> **Records**:
-- begin --

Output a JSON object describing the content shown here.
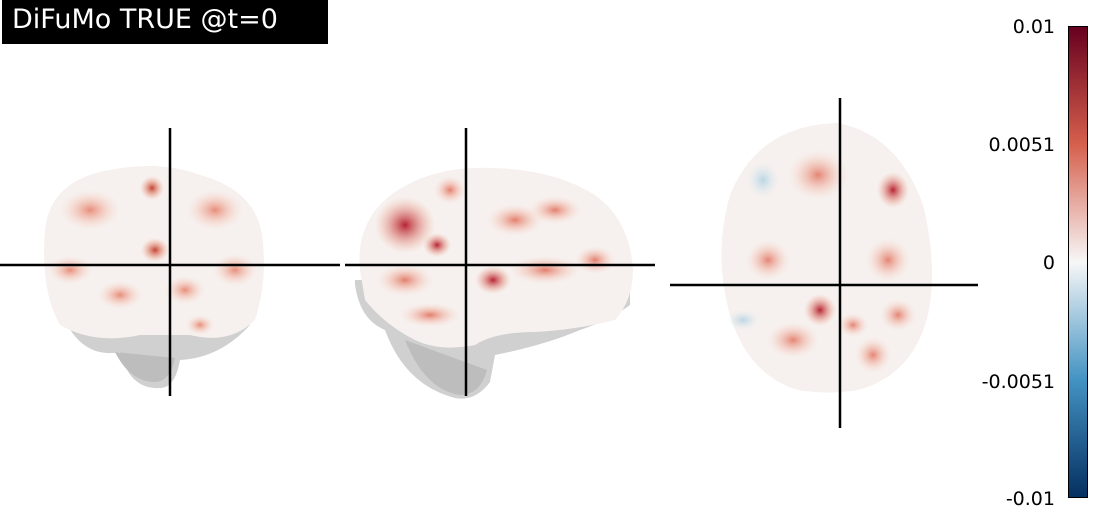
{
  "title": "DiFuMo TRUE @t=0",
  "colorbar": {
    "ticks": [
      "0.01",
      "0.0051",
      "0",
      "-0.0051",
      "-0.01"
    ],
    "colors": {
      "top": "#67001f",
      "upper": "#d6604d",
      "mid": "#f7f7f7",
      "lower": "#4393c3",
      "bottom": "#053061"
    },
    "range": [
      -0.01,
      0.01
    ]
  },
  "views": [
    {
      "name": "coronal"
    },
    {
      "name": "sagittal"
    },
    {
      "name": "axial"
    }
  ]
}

-- end --
-- begin --

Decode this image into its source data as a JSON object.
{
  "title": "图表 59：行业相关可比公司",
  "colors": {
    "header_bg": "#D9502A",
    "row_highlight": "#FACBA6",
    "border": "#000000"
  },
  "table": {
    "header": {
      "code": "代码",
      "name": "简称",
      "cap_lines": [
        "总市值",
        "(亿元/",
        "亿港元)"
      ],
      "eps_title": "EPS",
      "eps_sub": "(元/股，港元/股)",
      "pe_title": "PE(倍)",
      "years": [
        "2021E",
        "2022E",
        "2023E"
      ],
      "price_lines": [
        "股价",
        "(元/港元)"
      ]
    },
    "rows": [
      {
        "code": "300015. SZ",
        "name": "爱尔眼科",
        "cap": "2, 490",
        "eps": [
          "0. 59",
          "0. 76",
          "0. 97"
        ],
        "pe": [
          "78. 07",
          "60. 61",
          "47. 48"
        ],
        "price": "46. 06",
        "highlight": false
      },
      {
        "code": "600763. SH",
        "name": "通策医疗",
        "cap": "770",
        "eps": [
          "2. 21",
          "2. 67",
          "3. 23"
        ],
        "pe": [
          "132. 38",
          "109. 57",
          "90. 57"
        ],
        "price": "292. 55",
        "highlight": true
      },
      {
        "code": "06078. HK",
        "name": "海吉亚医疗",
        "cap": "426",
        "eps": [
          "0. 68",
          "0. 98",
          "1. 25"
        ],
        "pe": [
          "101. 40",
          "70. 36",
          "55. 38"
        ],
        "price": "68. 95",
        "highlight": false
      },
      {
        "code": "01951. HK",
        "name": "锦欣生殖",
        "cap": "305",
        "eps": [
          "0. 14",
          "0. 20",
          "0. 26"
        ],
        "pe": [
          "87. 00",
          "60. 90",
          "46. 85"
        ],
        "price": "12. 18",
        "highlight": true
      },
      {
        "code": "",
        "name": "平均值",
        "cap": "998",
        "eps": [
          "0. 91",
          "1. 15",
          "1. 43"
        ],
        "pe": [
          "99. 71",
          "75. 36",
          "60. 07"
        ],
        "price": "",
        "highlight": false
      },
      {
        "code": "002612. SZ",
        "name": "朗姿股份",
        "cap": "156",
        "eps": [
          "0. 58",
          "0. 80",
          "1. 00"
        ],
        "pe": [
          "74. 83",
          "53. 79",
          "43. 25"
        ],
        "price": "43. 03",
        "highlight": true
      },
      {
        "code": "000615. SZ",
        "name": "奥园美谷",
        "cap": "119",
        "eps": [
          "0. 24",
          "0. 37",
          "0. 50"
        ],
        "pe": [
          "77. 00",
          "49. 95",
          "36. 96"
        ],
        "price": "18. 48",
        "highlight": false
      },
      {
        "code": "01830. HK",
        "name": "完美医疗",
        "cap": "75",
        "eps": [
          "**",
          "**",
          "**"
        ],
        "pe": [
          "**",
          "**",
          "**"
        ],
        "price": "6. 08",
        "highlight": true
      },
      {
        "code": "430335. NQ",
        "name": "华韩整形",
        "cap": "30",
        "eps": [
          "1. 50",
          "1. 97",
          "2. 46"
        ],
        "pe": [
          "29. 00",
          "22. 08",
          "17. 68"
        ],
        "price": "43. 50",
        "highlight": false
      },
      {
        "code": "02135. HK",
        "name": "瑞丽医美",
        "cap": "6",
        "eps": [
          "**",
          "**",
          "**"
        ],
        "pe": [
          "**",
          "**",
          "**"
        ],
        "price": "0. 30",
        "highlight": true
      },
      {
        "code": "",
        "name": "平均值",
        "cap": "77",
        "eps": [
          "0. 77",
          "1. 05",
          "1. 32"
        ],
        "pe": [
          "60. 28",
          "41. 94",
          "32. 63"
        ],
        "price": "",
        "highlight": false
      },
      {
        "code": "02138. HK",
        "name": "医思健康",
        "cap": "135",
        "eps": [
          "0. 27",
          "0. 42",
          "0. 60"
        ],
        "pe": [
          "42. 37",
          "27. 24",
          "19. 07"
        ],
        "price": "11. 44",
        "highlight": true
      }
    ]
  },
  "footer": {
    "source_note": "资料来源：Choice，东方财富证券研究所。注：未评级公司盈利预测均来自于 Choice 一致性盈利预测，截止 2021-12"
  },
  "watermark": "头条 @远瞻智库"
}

-- end --

> **Required task**: Copy every line above that holds the word "object".

> **In response**:
Output a JSON object describing the content shown here.
Decode this image into its source data as a JSON object.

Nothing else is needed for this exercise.